** PROVIDED RECORDS **
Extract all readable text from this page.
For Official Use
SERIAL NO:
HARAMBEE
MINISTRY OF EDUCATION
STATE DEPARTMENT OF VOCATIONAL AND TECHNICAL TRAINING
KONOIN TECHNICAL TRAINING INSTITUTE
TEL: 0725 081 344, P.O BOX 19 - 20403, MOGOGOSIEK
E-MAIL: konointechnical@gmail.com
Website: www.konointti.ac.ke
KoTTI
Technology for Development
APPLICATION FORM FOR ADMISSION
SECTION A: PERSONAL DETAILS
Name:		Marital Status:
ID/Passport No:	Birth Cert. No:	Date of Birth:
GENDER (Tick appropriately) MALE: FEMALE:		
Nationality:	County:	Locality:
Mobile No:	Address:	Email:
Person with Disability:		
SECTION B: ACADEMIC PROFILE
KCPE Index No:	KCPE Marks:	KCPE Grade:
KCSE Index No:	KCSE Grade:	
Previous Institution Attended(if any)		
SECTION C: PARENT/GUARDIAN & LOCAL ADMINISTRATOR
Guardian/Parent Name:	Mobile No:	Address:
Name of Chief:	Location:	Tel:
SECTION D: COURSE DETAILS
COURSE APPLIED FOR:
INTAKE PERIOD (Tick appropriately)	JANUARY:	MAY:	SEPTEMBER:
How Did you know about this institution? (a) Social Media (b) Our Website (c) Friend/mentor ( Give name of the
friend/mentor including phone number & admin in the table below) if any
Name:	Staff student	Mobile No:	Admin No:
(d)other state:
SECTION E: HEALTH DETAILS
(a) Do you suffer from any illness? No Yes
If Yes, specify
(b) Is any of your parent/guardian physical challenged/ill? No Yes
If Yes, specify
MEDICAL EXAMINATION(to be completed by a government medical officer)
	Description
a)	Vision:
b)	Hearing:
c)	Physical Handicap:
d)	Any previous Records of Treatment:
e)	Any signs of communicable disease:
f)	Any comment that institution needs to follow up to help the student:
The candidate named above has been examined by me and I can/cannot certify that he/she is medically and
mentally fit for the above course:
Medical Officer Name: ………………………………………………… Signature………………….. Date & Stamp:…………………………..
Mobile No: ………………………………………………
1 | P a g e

** DESCRIPTION OF THE TASK **
Work out how many lines in the records above contain the word "Address", and give only that number.

** EXPECTED OUTPUT **
2